Exercise instructions - Provide the number of lines containing the word "label", and nothing else.

Collected data -
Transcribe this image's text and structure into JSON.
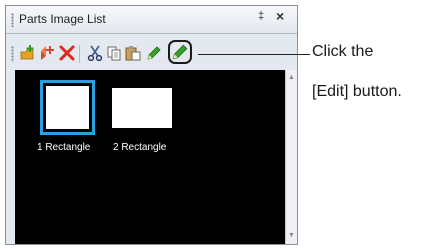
{
  "panel": {
    "title": "Parts Image List",
    "pin_glyph": "‡",
    "close_glyph": "×"
  },
  "toolbar": {
    "buttons": [
      {
        "icon": "add-folder-icon"
      },
      {
        "icon": "add-parts-icon"
      },
      {
        "icon": "delete-icon"
      },
      {
        "icon": "cut-icon"
      },
      {
        "icon": "copy-icon"
      },
      {
        "icon": "paste-icon"
      },
      {
        "icon": "edit-icon"
      },
      {
        "icon": "display-icon"
      }
    ]
  },
  "images": [
    {
      "label": "1 Rectangle",
      "selected": true
    },
    {
      "label": "2 Rectangle",
      "selected": false
    }
  ],
  "callout": {
    "line1": "Click the",
    "line2": "[Edit] button."
  },
  "colors": {
    "selection": "#2aa0e0",
    "canvas_bg": "#000000",
    "panel_bg": "#e4e8ef",
    "delete": "#e0261f",
    "edit_green": "#37a12b",
    "display_blue": "#1d6fd0"
  }
}
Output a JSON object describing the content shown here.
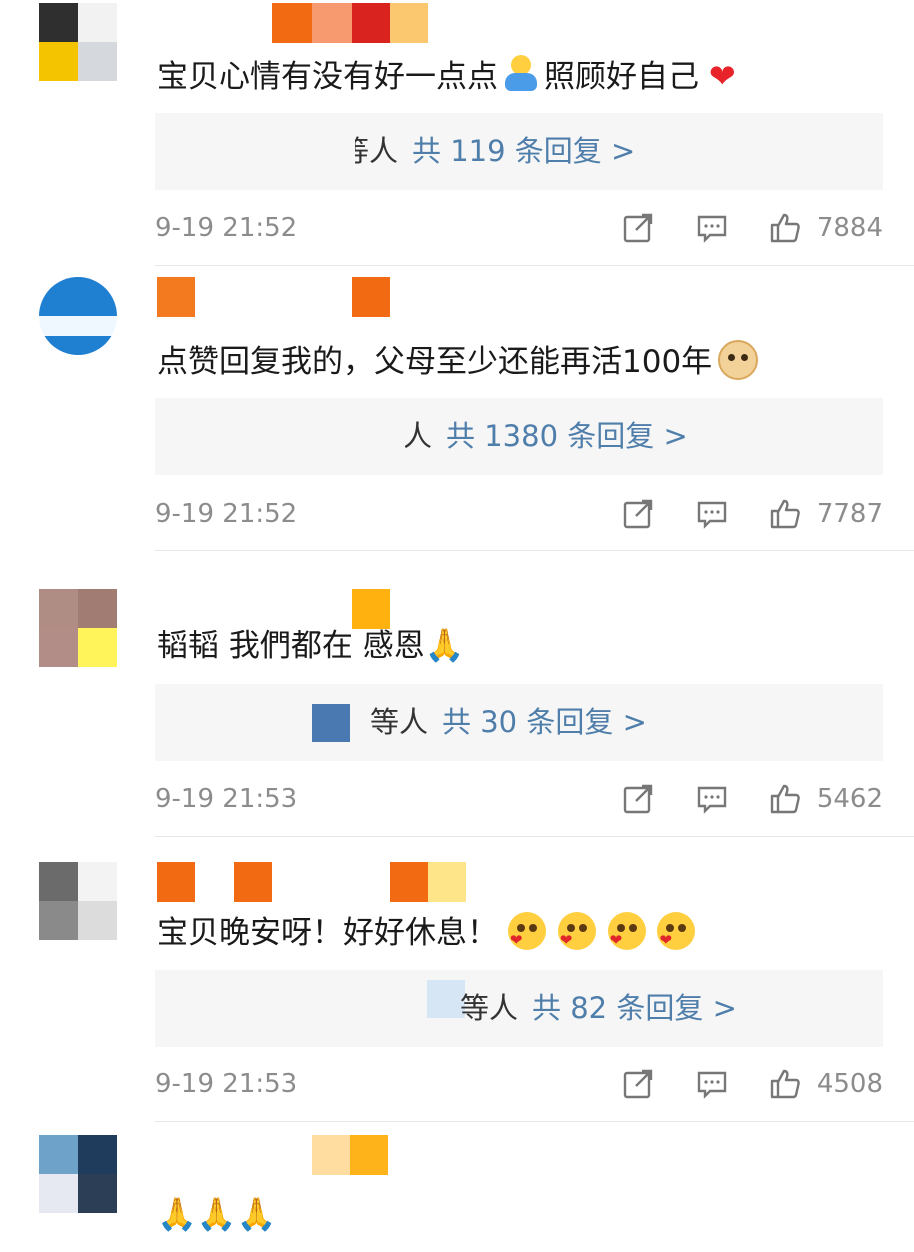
{
  "colors": {
    "reply_count": "#4f7eab",
    "meta_text": "#8c8c8c",
    "reply_box_bg": "#f6f6f6"
  },
  "comments": [
    {
      "text": "宝贝心情有没有好一点点",
      "text_tail": "照顾好自己",
      "reply_who": "等人",
      "reply_count": "共 119 条回复 >",
      "time": "9-19 21:52",
      "likes": "7884"
    },
    {
      "text": "点赞回复我的，父母至少还能再活100年",
      "reply_who": "人",
      "reply_count": "共 1380 条回复 >",
      "time": "9-19 21:52",
      "likes": "7787"
    },
    {
      "text": "韬韬 我們都在 感恩",
      "reply_who": "等人",
      "reply_count": "共 30 条回复 >",
      "time": "9-19 21:53",
      "likes": "5462"
    },
    {
      "text": "宝贝晚安呀！好好休息！",
      "reply_who": "等人",
      "reply_count": "共 82 条回复 >",
      "time": "9-19 21:53",
      "likes": "4508"
    }
  ],
  "icons": {
    "share": "share-icon",
    "reply": "comment-icon",
    "like": "thumbs-up-icon"
  }
}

Answer to the task - 2